Convert the lines from the first one through the line containing "calendar-cell: 13 Sunrise: 6:47" into a JSON list of strings, one string per line, leaving out any blank lines.

Layout dataset entries

• • • •

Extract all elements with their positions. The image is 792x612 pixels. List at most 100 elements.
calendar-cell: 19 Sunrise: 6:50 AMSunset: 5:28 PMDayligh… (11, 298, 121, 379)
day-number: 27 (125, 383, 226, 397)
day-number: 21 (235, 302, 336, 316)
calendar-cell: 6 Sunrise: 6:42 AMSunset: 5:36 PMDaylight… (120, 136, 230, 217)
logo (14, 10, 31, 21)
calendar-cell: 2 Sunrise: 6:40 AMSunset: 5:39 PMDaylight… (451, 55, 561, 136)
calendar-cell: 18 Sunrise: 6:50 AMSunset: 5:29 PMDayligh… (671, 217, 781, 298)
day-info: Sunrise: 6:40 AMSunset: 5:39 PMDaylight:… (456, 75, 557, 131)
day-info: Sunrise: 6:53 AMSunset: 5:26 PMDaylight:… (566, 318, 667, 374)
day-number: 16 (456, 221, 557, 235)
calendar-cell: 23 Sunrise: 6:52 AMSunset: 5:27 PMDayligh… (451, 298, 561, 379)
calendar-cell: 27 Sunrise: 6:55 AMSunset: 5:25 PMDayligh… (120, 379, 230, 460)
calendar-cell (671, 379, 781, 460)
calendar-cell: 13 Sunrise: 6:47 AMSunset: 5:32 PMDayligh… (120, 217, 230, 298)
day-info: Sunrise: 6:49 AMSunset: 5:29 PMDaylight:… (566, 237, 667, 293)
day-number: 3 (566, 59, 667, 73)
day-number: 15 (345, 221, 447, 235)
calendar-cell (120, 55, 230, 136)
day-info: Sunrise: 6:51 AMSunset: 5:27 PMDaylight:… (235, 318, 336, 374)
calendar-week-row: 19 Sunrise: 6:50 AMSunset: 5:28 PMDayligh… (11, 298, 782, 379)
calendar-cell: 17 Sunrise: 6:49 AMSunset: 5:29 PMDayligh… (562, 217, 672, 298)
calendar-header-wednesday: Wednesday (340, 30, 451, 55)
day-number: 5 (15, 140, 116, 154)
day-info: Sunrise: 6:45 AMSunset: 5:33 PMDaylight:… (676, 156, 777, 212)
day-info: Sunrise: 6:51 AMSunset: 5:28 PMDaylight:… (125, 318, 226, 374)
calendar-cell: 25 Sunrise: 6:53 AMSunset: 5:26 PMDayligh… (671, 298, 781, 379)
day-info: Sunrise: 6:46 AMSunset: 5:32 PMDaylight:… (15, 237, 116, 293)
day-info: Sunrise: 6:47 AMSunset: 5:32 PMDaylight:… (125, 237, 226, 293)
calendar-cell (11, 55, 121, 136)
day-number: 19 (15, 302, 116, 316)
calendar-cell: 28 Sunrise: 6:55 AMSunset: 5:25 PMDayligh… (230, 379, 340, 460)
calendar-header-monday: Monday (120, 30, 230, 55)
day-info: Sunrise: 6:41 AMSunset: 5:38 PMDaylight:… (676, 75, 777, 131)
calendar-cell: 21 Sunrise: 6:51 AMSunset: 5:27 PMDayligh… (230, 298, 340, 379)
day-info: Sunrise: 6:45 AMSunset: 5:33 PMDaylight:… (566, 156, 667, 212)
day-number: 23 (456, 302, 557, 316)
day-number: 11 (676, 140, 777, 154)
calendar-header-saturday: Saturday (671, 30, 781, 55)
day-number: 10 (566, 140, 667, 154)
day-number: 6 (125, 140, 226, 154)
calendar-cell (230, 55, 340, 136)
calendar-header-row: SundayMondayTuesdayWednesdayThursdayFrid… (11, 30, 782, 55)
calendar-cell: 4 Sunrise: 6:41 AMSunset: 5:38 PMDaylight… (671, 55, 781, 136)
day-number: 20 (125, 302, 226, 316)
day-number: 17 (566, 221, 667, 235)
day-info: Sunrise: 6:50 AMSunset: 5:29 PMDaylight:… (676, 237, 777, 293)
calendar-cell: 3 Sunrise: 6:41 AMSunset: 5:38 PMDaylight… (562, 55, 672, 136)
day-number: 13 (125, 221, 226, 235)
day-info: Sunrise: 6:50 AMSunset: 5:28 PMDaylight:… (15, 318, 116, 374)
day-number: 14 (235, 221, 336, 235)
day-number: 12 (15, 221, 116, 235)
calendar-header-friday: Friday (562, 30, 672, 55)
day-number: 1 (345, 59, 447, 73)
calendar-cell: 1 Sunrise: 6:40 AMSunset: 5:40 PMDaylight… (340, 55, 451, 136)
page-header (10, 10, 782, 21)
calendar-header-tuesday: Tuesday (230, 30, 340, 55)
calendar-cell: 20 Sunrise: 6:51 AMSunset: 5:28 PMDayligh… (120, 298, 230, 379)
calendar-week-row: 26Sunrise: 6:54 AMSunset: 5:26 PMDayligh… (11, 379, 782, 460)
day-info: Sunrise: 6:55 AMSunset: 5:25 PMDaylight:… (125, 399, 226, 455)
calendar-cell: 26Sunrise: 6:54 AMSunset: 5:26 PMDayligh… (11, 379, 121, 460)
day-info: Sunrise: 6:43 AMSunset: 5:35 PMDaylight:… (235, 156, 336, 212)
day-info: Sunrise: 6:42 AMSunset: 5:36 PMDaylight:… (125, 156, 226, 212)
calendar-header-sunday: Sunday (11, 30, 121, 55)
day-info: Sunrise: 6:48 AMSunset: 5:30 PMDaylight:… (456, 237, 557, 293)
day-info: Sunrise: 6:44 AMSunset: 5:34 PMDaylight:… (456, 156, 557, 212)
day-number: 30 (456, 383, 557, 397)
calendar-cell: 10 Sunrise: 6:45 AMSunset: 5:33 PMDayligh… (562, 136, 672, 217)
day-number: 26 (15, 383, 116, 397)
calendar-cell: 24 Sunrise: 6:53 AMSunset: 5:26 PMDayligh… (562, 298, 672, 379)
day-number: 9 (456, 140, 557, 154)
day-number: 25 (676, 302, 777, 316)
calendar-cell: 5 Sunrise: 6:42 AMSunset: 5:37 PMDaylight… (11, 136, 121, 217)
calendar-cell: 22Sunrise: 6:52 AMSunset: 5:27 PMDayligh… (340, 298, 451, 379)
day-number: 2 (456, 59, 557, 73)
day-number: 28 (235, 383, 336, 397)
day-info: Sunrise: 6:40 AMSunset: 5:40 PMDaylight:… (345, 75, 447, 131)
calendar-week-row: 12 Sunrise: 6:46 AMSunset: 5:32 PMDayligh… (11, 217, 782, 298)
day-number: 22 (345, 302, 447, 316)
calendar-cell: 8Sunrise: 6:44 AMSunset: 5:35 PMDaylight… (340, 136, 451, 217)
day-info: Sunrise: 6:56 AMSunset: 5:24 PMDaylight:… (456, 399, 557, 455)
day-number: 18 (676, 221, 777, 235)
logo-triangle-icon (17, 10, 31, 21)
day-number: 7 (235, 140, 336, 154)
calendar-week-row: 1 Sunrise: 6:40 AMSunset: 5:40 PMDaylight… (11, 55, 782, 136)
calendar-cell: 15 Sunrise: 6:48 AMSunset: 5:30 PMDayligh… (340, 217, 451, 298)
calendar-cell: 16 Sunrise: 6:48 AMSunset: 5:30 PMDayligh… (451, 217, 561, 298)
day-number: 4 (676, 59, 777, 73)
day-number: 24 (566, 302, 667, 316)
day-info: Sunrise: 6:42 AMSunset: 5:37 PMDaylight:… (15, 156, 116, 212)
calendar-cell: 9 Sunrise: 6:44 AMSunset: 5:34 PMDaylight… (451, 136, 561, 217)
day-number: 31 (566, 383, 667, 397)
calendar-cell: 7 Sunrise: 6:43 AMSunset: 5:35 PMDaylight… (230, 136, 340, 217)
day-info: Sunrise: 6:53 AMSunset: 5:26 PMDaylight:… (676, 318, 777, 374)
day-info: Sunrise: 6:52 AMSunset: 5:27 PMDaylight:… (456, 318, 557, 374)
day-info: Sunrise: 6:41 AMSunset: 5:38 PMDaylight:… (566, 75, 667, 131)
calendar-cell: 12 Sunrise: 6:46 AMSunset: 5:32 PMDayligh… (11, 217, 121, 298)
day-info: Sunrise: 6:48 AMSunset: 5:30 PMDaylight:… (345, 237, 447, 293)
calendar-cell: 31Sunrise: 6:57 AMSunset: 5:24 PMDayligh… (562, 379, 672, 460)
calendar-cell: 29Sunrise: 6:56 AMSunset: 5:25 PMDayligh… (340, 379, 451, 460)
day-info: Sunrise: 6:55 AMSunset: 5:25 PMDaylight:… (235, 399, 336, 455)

• • • •

> [The solution]:
[
  "Extract all elements with their positions. The image is 792x612 pixels. List at most 100 elements.",
  "calendar-cell: 19 Sunrise: 6:50 AMSunset: 5:28 PMDayligh… (11, 298, 121, 379)",
  "day-number: 27 (125, 383, 226, 397)",
  "day-number: 21 (235, 302, 336, 316)",
  "calendar-cell: 6 Sunrise: 6:42 AMSunset: 5:36 PMDaylight… (120, 136, 230, 217)",
  "logo (14, 10, 31, 21)",
  "calendar-cell: 2 Sunrise: 6:40 AMSunset: 5:39 PMDaylight… (451, 55, 561, 136)",
  "calendar-cell: 18 Sunrise: 6:50 AMSunset: 5:29 PMDayligh… (671, 217, 781, 298)",
  "day-info: Sunrise: 6:40 AMSunset: 5:39 PMDaylight:… (456, 75, 557, 131)",
  "day-info: Sunrise: 6:53 AMSunset: 5:26 PMDaylight:… (566, 318, 667, 374)",
  "day-number: 16 (456, 221, 557, 235)",
  "calendar-cell: 23 Sunrise: 6:52 AMSunset: 5:27 PMDayligh… (451, 298, 561, 379)",
  "calendar-cell: 27 Sunrise: 6:55 AMSunset: 5:25 PMDayligh… (120, 379, 230, 460)",
  "calendar-cell (671, 379, 781, 460)",
  "calendar-cell: 13 Sunrise: 6:47 AMSunset: 5:32 PMDayligh… (120, 217, 230, 298)"
]